**Task to carry out**. Going through the material below, please gather all lines with the word "students" in them.

Records from a collection
* * * *

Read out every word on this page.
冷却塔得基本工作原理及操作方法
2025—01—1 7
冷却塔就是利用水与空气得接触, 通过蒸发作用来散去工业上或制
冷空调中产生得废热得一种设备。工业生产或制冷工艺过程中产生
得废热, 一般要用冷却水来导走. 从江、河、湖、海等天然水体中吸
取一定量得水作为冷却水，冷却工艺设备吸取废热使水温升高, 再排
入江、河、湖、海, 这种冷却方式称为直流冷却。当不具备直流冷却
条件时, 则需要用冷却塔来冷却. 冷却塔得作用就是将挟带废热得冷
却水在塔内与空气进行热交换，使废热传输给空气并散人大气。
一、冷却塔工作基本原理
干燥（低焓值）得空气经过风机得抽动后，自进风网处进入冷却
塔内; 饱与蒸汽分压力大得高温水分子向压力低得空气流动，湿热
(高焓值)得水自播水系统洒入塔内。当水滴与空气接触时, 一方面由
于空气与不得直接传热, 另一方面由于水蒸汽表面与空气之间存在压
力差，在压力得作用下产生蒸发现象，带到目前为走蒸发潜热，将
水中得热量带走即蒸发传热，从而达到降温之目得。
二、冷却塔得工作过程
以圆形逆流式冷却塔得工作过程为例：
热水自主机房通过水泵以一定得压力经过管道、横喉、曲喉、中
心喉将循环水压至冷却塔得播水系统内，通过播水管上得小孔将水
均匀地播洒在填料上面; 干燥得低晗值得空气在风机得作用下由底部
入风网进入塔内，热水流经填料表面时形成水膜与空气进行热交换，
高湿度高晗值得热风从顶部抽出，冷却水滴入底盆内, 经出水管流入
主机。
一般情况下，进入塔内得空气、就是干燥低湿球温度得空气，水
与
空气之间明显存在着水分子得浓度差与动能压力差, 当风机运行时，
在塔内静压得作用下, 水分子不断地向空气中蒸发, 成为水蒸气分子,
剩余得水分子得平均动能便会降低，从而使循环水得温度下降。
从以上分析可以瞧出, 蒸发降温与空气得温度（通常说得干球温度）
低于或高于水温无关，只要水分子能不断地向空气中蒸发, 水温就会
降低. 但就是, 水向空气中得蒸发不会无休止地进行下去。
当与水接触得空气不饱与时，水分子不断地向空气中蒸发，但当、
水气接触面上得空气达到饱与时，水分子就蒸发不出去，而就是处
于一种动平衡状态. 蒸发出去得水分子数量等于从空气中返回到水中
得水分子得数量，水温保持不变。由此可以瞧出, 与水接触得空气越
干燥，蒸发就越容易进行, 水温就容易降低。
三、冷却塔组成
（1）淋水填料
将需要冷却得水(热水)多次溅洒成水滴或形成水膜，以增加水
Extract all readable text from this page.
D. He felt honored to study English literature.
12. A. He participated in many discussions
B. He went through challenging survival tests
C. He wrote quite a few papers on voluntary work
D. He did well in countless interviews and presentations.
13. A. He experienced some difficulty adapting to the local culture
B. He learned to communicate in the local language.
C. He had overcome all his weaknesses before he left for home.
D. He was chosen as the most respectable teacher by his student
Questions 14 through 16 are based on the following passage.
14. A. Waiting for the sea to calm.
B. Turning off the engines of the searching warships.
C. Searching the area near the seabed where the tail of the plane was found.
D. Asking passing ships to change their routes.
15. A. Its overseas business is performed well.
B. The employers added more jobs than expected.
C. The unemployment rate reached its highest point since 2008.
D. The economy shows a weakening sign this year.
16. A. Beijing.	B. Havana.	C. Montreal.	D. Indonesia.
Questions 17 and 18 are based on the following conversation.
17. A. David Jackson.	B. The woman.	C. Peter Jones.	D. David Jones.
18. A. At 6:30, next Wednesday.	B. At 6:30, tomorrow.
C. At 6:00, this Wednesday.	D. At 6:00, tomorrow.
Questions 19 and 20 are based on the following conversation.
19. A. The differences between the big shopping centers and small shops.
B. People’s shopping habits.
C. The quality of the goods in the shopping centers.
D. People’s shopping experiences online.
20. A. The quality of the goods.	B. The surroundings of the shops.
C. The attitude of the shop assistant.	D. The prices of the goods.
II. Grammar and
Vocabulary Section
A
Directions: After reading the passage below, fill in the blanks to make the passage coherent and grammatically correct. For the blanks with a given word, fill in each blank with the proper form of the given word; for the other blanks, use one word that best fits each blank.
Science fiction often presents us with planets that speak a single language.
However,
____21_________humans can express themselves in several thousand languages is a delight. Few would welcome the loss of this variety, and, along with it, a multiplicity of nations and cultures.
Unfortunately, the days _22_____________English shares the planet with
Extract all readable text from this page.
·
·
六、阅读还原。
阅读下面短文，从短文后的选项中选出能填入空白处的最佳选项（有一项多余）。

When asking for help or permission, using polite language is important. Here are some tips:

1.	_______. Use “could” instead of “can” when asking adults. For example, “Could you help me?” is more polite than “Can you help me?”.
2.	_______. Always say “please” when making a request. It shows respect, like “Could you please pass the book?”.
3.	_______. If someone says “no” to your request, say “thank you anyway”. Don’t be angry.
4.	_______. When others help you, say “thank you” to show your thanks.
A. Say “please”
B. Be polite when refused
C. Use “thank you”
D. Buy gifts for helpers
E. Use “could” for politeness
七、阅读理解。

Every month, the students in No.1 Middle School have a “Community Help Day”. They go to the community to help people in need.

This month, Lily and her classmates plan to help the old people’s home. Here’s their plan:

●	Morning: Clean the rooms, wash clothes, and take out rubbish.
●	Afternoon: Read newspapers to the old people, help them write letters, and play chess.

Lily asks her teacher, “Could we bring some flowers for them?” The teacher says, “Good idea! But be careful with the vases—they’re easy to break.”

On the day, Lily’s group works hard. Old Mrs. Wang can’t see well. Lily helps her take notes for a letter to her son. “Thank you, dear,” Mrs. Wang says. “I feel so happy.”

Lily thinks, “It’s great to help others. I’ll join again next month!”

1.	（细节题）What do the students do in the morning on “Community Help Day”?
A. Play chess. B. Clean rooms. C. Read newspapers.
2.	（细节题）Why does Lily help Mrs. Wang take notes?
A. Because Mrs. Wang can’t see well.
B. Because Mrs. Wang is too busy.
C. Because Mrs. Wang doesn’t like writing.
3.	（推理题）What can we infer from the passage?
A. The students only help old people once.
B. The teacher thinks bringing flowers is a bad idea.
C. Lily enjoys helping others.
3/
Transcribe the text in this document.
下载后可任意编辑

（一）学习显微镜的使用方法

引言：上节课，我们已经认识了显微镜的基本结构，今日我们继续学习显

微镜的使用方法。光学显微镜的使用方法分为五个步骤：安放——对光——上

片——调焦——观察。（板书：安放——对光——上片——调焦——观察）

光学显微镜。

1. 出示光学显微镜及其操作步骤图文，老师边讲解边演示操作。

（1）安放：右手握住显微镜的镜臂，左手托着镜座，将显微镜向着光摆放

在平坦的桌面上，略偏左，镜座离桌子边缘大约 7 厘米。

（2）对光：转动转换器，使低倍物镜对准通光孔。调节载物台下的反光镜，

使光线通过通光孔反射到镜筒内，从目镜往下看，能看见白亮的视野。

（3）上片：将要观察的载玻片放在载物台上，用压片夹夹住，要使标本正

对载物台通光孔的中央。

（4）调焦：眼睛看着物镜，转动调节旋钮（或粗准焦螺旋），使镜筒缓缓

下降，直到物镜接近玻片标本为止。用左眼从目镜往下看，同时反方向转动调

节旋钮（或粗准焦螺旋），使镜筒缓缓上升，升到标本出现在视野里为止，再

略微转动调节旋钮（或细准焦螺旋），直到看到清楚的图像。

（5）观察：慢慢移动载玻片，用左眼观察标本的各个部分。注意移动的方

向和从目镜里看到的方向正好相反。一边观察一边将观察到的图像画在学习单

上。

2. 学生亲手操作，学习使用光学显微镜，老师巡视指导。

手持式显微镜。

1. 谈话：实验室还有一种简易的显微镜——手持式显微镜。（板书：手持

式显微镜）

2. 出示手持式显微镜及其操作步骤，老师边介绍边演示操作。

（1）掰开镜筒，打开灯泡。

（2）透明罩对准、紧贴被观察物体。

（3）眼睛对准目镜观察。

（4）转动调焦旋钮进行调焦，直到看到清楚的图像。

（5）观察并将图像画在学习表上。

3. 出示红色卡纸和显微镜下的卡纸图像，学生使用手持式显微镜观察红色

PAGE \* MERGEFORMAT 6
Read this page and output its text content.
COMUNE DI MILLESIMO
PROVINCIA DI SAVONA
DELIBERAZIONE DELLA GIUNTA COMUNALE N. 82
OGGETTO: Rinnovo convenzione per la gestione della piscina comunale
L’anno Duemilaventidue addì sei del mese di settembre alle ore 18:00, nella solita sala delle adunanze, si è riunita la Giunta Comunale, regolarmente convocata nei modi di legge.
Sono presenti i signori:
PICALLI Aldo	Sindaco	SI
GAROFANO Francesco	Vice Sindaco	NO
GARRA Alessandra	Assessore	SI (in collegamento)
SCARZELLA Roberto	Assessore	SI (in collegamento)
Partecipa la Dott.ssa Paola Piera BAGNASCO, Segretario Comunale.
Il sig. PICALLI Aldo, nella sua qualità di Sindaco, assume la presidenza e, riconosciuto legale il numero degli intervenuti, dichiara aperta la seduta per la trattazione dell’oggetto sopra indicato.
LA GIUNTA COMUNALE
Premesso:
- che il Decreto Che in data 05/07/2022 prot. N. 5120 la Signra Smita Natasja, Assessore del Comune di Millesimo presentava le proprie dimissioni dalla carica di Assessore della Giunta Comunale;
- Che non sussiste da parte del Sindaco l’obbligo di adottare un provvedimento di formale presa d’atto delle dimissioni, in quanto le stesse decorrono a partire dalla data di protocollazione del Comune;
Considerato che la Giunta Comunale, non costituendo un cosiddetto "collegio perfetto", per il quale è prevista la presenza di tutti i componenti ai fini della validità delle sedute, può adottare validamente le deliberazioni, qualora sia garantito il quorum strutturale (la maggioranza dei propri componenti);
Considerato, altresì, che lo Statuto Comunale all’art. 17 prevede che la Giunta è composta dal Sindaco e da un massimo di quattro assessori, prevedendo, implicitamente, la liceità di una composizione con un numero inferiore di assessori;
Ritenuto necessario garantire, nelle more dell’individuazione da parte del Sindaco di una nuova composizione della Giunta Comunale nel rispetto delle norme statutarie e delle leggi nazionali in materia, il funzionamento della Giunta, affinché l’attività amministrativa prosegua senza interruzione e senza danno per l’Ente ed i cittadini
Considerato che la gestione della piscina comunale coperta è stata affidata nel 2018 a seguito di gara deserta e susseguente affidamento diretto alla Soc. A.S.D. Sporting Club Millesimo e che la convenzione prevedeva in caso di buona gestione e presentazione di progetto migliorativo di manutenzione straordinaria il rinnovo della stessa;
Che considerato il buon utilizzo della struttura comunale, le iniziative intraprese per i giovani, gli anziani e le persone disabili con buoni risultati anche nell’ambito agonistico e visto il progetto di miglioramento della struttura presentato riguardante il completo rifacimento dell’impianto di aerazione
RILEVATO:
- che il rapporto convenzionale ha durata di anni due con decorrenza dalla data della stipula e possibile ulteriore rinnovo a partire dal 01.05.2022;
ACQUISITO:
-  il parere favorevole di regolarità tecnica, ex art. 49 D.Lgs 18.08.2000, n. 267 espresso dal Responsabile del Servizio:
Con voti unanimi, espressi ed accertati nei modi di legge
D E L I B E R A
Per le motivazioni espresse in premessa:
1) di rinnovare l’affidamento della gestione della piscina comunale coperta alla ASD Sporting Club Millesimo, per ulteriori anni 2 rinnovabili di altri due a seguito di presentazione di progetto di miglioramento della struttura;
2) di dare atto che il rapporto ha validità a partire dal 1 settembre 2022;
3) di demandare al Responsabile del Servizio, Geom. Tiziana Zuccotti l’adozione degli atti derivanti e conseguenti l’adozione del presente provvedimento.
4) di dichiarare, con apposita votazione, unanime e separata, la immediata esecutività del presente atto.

* * * *

**Answer to this exercise**.
Every month, the students in No.1 Middle School have a “Community Help Day”. They go to the community to help people in need.
1.	（细节题）What do the students do in the morning on “Community Help Day”?
A. The students only help old people once.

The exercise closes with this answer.